### [Prompt]
Output every entry exactly as written, but omit the pictures.

[Saved entries]

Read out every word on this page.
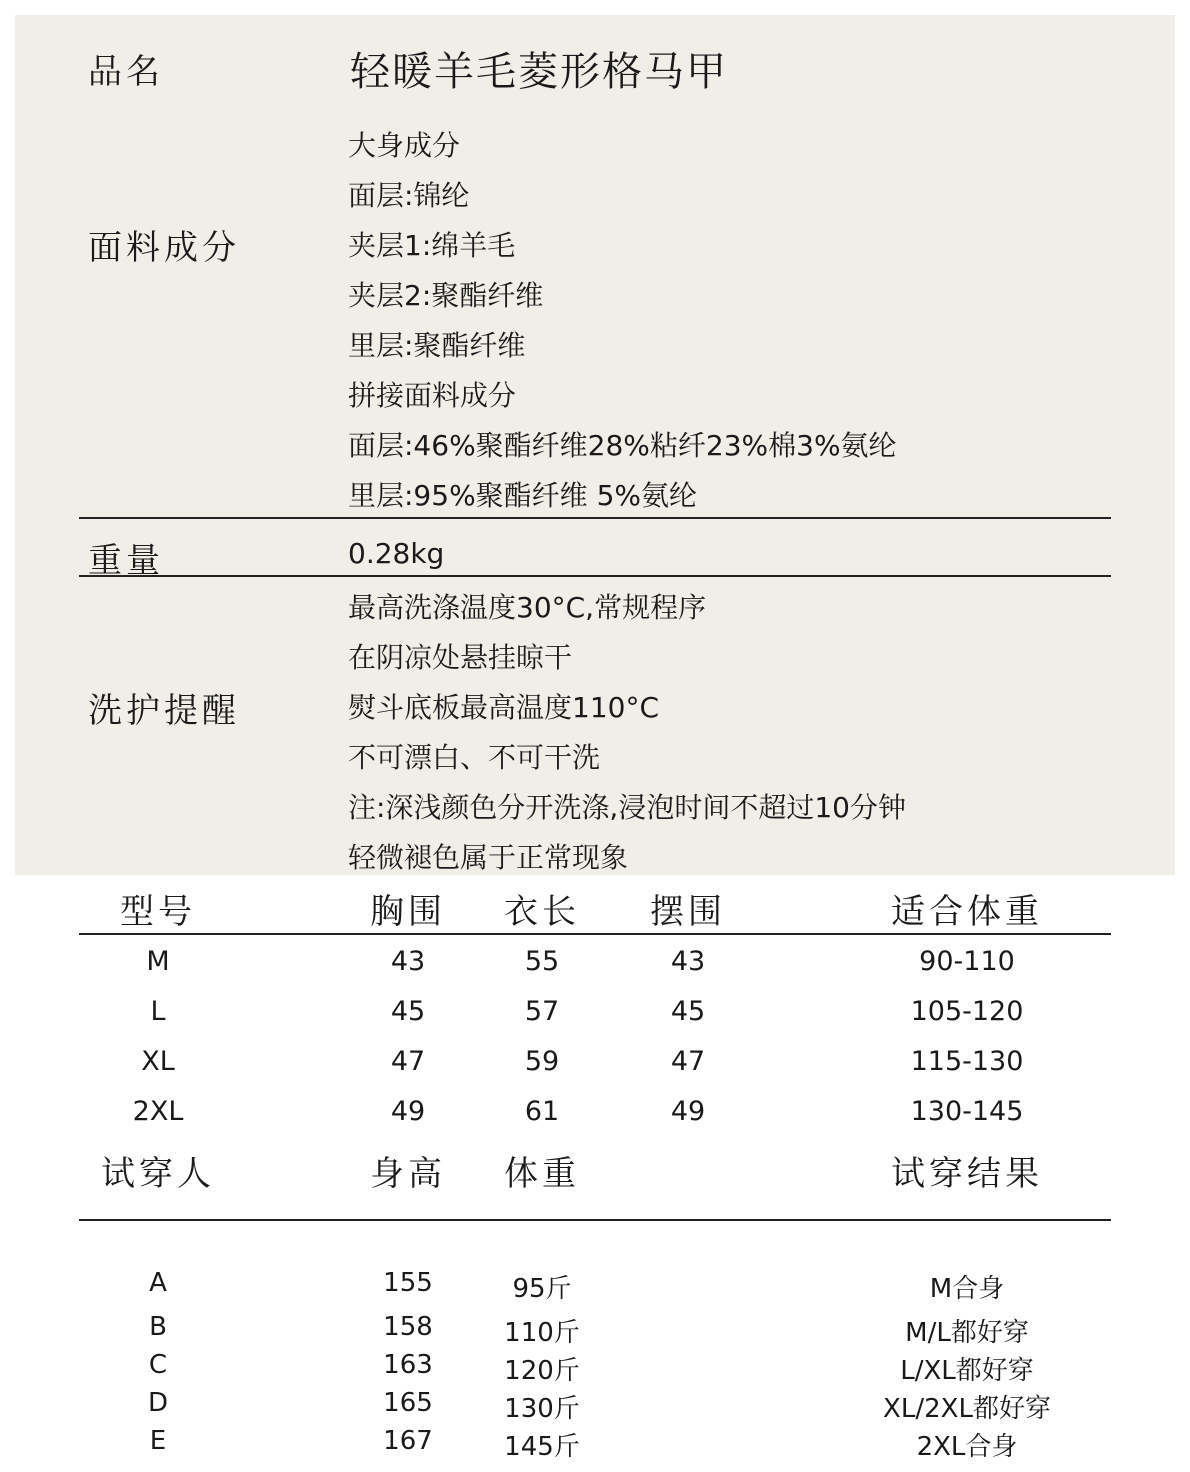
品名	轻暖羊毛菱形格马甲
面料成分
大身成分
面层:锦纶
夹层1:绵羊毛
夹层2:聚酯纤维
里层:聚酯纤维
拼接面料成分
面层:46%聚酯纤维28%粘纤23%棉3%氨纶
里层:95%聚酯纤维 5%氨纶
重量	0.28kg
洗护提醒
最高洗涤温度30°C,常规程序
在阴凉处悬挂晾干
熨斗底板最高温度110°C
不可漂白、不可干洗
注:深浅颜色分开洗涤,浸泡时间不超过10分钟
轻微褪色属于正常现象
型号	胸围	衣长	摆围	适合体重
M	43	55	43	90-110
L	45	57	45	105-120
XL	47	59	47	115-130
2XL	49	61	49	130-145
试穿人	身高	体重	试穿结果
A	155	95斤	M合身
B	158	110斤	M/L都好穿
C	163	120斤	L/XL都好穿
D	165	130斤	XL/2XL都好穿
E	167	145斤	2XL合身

### [Exercise solution]
Read out every word on this page.
品名	轻暖羊毛菱形格马甲
面料成分
大身成分
面层:锦纶
夹层1:绵羊毛
夹层2:聚酯纤维
里层:聚酯纤维
拼接面料成分
面层:46%聚酯纤维28%粘纤23%棉3%氨纶
里层:95%聚酯纤维 5%氨纶
重量	0.28kg
洗护提醒
最高洗涤温度30°C,常规程序
在阴凉处悬挂晾干
熨斗底板最高温度110°C
不可漂白、不可干洗
注:深浅颜色分开洗涤,浸泡时间不超过10分钟
轻微褪色属于正常现象
型号	胸围	衣长	摆围	适合体重
M	43	55	43	90-110
L	45	57	45	105-120
XL	47	59	47	115-130
2XL	49	61	49	130-145
试穿人	身高	体重	试穿结果
A	155	95斤	M合身
B	158	110斤	M/L都好穿
C	163	120斤	L/XL都好穿
D	165	130斤	XL/2XL都好穿
E	167	145斤	2XL合身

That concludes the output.